=== Records to process ===
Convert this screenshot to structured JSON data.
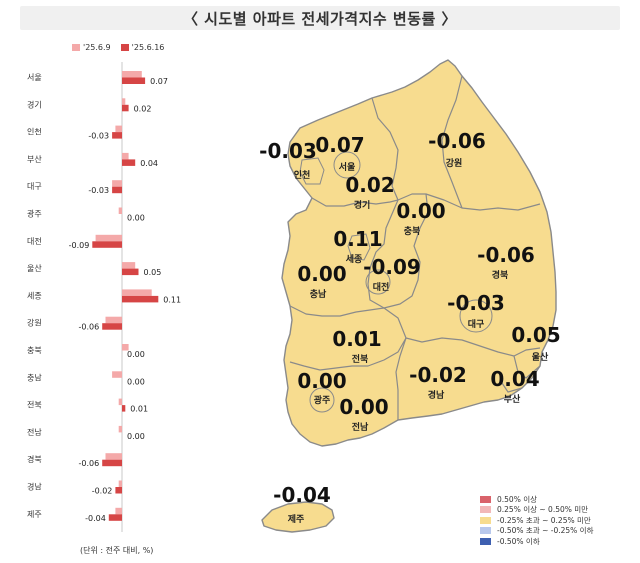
{
  "title": "〈 시도별 아파트 전세가격지수 변동률 〉",
  "legend_top": [
    {
      "label": "'25.6.9",
      "color": "#f4a9a9"
    },
    {
      "label": "'25.6.16",
      "color": "#d64545"
    }
  ],
  "unit_note": "(단위 : 전주 대비, %)",
  "chart_data": {
    "type": "bar",
    "orientation": "horizontal",
    "categories": [
      "서울",
      "경기",
      "인천",
      "부산",
      "대구",
      "광주",
      "대전",
      "울산",
      "세종",
      "강원",
      "충북",
      "충남",
      "전북",
      "전남",
      "경북",
      "경남",
      "제주"
    ],
    "series": [
      {
        "name": "'25.6.9",
        "values": [
          0.06,
          0.01,
          -0.02,
          0.02,
          -0.03,
          -0.01,
          -0.08,
          0.04,
          0.09,
          -0.05,
          0.02,
          -0.03,
          -0.01,
          -0.01,
          -0.05,
          -0.01,
          -0.02
        ]
      },
      {
        "name": "'25.6.16",
        "values": [
          0.07,
          0.02,
          -0.03,
          0.04,
          -0.03,
          0.0,
          -0.09,
          0.05,
          0.11,
          -0.06,
          0.0,
          0.0,
          0.01,
          0.0,
          -0.06,
          -0.02,
          -0.04
        ]
      }
    ],
    "data_labels": [
      "0.07",
      "0.02",
      "-0.03",
      "0.04",
      "-0.03",
      "0.00",
      "-0.09",
      "0.05",
      "0.11",
      "-0.06",
      "0.00",
      "0.00",
      "0.01",
      "0.00",
      "-0.06",
      "-0.02",
      "-0.04"
    ]
  },
  "map": {
    "regions": [
      {
        "name": "인천",
        "value": "-0.03"
      },
      {
        "name": "서울",
        "value": "0.07"
      },
      {
        "name": "경기",
        "value": "0.02"
      },
      {
        "name": "강원",
        "value": "-0.06"
      },
      {
        "name": "충북",
        "value": "0.00"
      },
      {
        "name": "세종",
        "value": "0.11"
      },
      {
        "name": "대전",
        "value": "-0.09"
      },
      {
        "name": "충남",
        "value": "0.00"
      },
      {
        "name": "경북",
        "value": "-0.06"
      },
      {
        "name": "대구",
        "value": "-0.03"
      },
      {
        "name": "울산",
        "value": "0.05"
      },
      {
        "name": "전북",
        "value": "0.01"
      },
      {
        "name": "광주",
        "value": "0.00"
      },
      {
        "name": "경남",
        "value": "-0.02"
      },
      {
        "name": "부산",
        "value": "0.04"
      },
      {
        "name": "전남",
        "value": "0.00"
      },
      {
        "name": "제주",
        "value": "-0.04"
      }
    ],
    "fill_color": "#f7dc8f",
    "border_color": "#8a8a8a"
  },
  "map_legend": [
    {
      "label": "0.50% 이상",
      "color": "#d9636b"
    },
    {
      "label": "0.25% 이상 ~ 0.50% 미만",
      "color": "#f2b8b8"
    },
    {
      "label": "-0.25% 초과 ~ 0.25% 미만",
      "color": "#f7dc8f"
    },
    {
      "label": "-0.50% 초과 ~ -0.25% 이하",
      "color": "#b8c8ec"
    },
    {
      "label": "-0.50% 이하",
      "color": "#3d5fb0"
    }
  ]
}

=== Do this ===
Without the pictures, restate each entry exactly.

=== Task answer ===
Convert this screenshot to structured JSON data.
{
  "title": "〈 시도별 아파트 전세가격지수 변동률 〉",
  "legend_top": [
    {
      "label": "'25.6.9",
      "color": "#f4a9a9"
    },
    {
      "label": "'25.6.16",
      "color": "#d64545"
    }
  ],
  "unit_note": "(단위 : 전주 대비, %)",
  "chart_data": {
    "type": "bar",
    "orientation": "horizontal",
    "categories": [
      "서울",
      "경기",
      "인천",
      "부산",
      "대구",
      "광주",
      "대전",
      "울산",
      "세종",
      "강원",
      "충북",
      "충남",
      "전북",
      "전남",
      "경북",
      "경남",
      "제주"
    ],
    "series": [
      {
        "name": "'25.6.9",
        "values": [
          0.06,
          0.01,
          -0.02,
          0.02,
          -0.03,
          -0.01,
          -0.08,
          0.04,
          0.09,
          -0.05,
          0.02,
          -0.03,
          -0.01,
          -0.01,
          -0.05,
          -0.01,
          -0.02
        ]
      },
      {
        "name": "'25.6.16",
        "values": [
          0.07,
          0.02,
          -0.03,
          0.04,
          -0.03,
          0.0,
          -0.09,
          0.05,
          0.11,
          -0.06,
          0.0,
          0.0,
          0.01,
          0.0,
          -0.06,
          -0.02,
          -0.04
        ]
      }
    ],
    "data_labels": [
      "0.07",
      "0.02",
      "-0.03",
      "0.04",
      "-0.03",
      "0.00",
      "-0.09",
      "0.05",
      "0.11",
      "-0.06",
      "0.00",
      "0.00",
      "0.01",
      "0.00",
      "-0.06",
      "-0.02",
      "-0.04"
    ]
  },
  "map": {
    "regions": [
      {
        "name": "인천",
        "value": "-0.03"
      },
      {
        "name": "서울",
        "value": "0.07"
      },
      {
        "name": "경기",
        "value": "0.02"
      },
      {
        "name": "강원",
        "value": "-0.06"
      },
      {
        "name": "충북",
        "value": "0.00"
      },
      {
        "name": "세종",
        "value": "0.11"
      },
      {
        "name": "대전",
        "value": "-0.09"
      },
      {
        "name": "충남",
        "value": "0.00"
      },
      {
        "name": "경북",
        "value": "-0.06"
      },
      {
        "name": "대구",
        "value": "-0.03"
      },
      {
        "name": "울산",
        "value": "0.05"
      },
      {
        "name": "전북",
        "value": "0.01"
      },
      {
        "name": "광주",
        "value": "0.00"
      },
      {
        "name": "경남",
        "value": "-0.02"
      },
      {
        "name": "부산",
        "value": "0.04"
      },
      {
        "name": "전남",
        "value": "0.00"
      },
      {
        "name": "제주",
        "value": "-0.04"
      }
    ],
    "fill_color": "#f7dc8f",
    "border_color": "#8a8a8a"
  },
  "map_legend": [
    {
      "label": "0.50% 이상",
      "color": "#d9636b"
    },
    {
      "label": "0.25% 이상 ~ 0.50% 미만",
      "color": "#f2b8b8"
    },
    {
      "label": "-0.25% 초과 ~ 0.25% 미만",
      "color": "#f7dc8f"
    },
    {
      "label": "-0.50% 초과 ~ -0.25% 이하",
      "color": "#b8c8ec"
    },
    {
      "label": "-0.50% 이하",
      "color": "#3d5fb0"
    }
  ]
}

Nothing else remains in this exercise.